** Begin Provided data **
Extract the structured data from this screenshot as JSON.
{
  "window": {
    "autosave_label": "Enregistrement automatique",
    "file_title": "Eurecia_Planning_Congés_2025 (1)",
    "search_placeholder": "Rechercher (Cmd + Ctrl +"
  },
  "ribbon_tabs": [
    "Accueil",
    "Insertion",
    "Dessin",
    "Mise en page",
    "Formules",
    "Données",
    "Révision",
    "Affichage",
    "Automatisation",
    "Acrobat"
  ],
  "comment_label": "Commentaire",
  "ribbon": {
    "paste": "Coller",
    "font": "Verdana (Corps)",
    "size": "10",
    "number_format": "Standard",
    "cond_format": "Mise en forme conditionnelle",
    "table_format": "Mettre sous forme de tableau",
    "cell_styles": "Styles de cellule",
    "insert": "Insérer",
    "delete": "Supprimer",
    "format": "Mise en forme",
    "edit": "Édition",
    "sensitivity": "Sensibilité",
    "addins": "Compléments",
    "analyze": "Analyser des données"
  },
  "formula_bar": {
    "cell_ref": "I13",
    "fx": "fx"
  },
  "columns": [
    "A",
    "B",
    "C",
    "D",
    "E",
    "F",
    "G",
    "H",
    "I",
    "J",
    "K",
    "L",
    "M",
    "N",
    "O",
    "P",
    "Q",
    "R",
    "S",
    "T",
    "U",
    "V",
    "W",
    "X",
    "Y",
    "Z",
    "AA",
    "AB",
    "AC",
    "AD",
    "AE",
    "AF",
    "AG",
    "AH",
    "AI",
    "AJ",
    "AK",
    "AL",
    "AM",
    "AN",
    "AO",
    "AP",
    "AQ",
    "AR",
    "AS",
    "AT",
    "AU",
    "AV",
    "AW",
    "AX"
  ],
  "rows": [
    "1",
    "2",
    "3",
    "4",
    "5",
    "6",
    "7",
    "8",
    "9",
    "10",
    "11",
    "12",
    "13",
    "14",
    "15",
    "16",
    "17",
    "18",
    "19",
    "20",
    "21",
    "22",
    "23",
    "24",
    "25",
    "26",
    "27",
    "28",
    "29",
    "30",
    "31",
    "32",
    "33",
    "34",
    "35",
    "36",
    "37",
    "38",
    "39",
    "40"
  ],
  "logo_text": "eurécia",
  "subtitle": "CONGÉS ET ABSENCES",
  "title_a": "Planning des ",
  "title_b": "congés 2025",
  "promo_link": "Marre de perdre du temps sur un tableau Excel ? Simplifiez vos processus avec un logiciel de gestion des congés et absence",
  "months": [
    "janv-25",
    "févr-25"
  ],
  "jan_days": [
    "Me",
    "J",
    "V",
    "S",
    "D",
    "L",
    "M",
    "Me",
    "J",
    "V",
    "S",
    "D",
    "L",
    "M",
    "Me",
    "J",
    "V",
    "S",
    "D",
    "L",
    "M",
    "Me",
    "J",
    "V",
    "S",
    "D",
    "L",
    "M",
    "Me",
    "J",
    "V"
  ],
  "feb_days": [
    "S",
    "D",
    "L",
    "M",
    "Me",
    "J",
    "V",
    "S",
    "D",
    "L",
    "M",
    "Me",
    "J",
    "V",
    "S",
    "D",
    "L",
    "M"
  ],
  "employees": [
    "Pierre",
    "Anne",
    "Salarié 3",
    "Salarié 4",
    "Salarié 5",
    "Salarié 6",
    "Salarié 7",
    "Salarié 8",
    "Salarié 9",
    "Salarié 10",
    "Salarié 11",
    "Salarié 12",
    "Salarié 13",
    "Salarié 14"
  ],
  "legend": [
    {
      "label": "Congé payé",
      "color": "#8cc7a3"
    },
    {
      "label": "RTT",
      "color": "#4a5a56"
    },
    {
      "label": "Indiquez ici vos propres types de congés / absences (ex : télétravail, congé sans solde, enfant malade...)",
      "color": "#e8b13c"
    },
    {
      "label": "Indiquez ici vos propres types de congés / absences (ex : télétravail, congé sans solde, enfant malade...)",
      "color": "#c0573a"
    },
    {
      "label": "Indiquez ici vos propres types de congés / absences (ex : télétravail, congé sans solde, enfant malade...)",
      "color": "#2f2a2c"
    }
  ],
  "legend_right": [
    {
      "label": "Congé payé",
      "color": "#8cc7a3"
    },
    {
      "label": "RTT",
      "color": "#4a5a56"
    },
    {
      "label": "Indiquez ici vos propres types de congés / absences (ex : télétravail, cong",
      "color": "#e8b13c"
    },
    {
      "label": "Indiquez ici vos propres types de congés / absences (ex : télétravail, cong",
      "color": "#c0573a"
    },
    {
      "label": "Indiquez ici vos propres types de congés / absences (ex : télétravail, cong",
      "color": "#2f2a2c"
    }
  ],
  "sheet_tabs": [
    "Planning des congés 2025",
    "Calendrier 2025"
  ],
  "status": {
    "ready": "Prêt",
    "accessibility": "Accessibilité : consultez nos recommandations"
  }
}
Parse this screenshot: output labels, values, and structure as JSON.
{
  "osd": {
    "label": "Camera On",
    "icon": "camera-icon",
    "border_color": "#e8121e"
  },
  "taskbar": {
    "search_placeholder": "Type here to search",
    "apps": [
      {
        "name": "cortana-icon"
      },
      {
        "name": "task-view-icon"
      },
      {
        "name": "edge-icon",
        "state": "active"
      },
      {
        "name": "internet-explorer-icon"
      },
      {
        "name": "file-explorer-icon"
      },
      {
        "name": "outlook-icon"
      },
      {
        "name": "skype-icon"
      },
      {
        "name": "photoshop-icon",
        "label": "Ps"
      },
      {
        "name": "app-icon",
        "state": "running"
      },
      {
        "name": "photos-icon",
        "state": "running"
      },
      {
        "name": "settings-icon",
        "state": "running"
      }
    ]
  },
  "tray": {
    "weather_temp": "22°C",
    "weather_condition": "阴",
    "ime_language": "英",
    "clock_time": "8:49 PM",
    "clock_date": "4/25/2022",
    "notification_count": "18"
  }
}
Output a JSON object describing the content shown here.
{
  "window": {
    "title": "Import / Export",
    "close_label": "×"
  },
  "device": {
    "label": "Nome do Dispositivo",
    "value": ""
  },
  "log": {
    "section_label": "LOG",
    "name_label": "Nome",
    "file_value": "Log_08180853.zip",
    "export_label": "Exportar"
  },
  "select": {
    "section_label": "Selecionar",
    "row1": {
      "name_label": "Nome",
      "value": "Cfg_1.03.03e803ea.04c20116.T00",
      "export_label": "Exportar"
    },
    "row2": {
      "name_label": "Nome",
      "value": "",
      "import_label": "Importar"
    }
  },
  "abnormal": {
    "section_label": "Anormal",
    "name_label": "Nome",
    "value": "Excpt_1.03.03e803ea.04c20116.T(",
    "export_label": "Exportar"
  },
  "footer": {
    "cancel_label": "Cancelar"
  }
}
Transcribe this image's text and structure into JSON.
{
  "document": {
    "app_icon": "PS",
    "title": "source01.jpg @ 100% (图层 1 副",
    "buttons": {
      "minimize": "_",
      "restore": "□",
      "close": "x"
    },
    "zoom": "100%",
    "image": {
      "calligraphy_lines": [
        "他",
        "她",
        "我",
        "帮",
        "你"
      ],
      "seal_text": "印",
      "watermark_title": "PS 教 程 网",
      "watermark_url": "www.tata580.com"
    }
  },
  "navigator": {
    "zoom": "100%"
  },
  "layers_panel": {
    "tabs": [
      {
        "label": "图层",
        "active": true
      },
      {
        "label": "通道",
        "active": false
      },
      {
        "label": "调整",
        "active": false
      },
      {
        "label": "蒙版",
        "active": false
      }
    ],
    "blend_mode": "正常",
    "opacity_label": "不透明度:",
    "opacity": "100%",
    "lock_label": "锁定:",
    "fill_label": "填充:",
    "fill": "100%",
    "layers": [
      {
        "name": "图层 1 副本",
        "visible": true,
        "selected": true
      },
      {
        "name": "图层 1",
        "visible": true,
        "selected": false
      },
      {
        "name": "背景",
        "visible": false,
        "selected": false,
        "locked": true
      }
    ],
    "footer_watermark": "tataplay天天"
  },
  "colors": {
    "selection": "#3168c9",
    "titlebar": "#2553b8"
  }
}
** End Provided data **
**What this task involves:** Select every line in the material above where the string "Salarié" occurs, and copy it.

**Response to the exercise:**
    "Salarié 3",
    "Salarié 4",
    "Salarié 5",
    "Salarié 6",
    "Salarié 7",
    "Salarié 8",
    "Salarié 9",
    "Salarié 10",
    "Salarié 11",
    "Salarié 12",
    "Salarié 13",
    "Salarié 14"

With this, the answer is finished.